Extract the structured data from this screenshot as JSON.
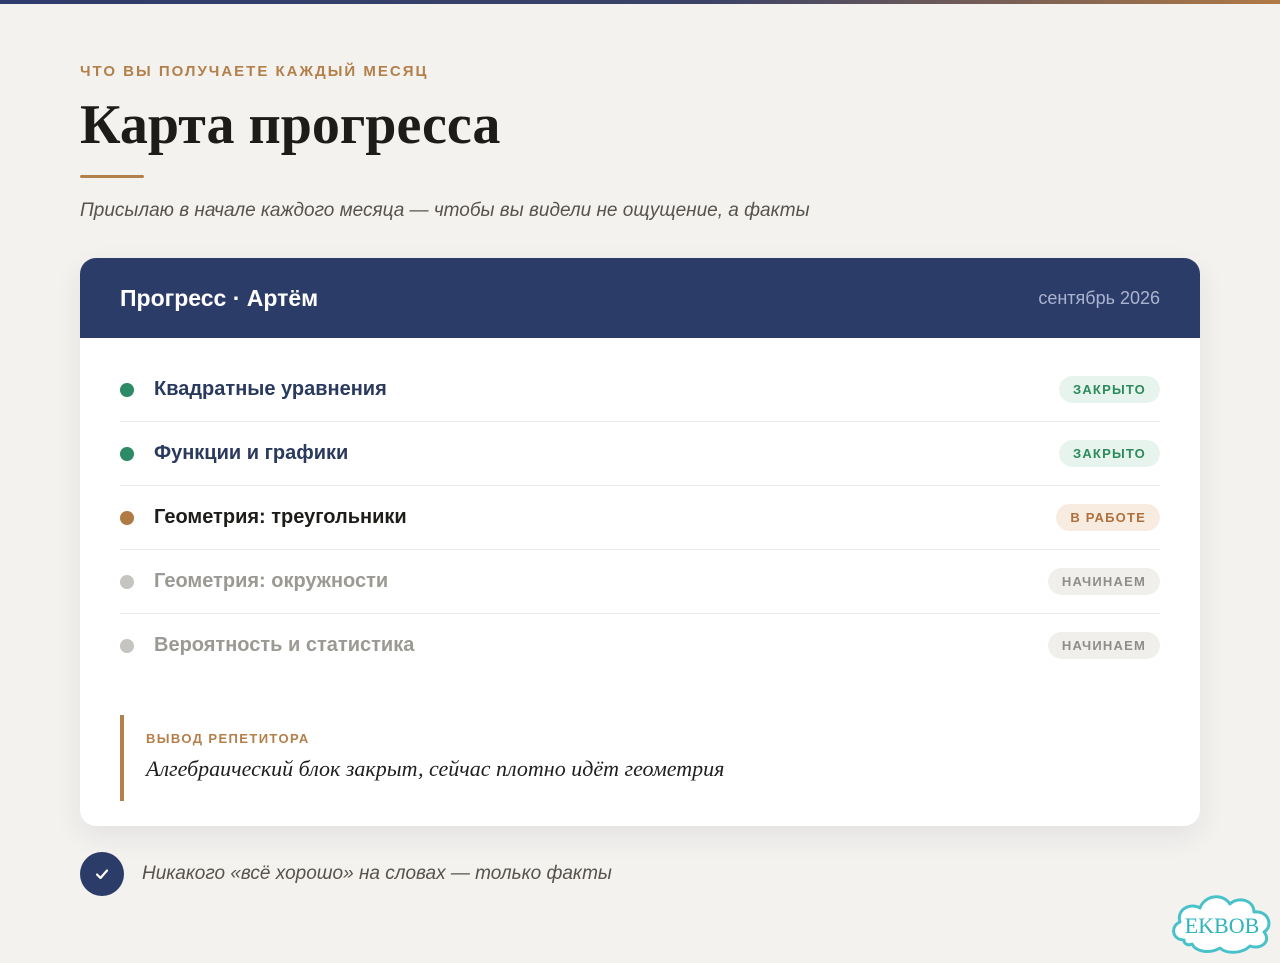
{
  "header": {
    "eyebrow": "ЧТО ВЫ ПОЛУЧАЕТЕ КАЖДЫЙ МЕСЯЦ",
    "title": "Карта прогресса",
    "subtitle": "Присылаю в начале каждого месяца — чтобы вы видели не ощущение, а факты"
  },
  "card": {
    "title": "Прогресс · Артём",
    "date": "сентябрь 2026",
    "topics": [
      {
        "label": "Квадратные уравнения",
        "status": "ЗАКРЫТО"
      },
      {
        "label": "Функции и графики",
        "status": "ЗАКРЫТО"
      },
      {
        "label": "Геометрия: треугольники",
        "status": "В РАБОТЕ"
      },
      {
        "label": "Геометрия: окружности",
        "status": "НАЧИНАЕМ"
      },
      {
        "label": "Вероятность и статистика",
        "status": "НАЧИНАЕМ"
      }
    ],
    "conclusion": {
      "label": "ВЫВОД РЕПЕТИТОРА",
      "text": "Алгебраический блок закрыт, сейчас плотно идёт геометрия"
    }
  },
  "footer": {
    "text": "Никакого «всё хорошо» на словах — только факты",
    "icon": "check-icon"
  },
  "watermark": {
    "text": "EKBOB",
    "icon": "cloud-logo-icon"
  },
  "colors": {
    "accent": "#b3804b",
    "navy": "#2c3c69",
    "status_closed": "#2d8a66",
    "status_in_progress": "#b07a45",
    "status_starting": "#c6c4c0"
  }
}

-=-=-

■ WHAT YOU WILL DO: Copy out every line of the listing that includes the string "icon".

■ WRITTEN SOLUTION:
    "icon": "check-icon"
    "icon": "cloud-logo-icon"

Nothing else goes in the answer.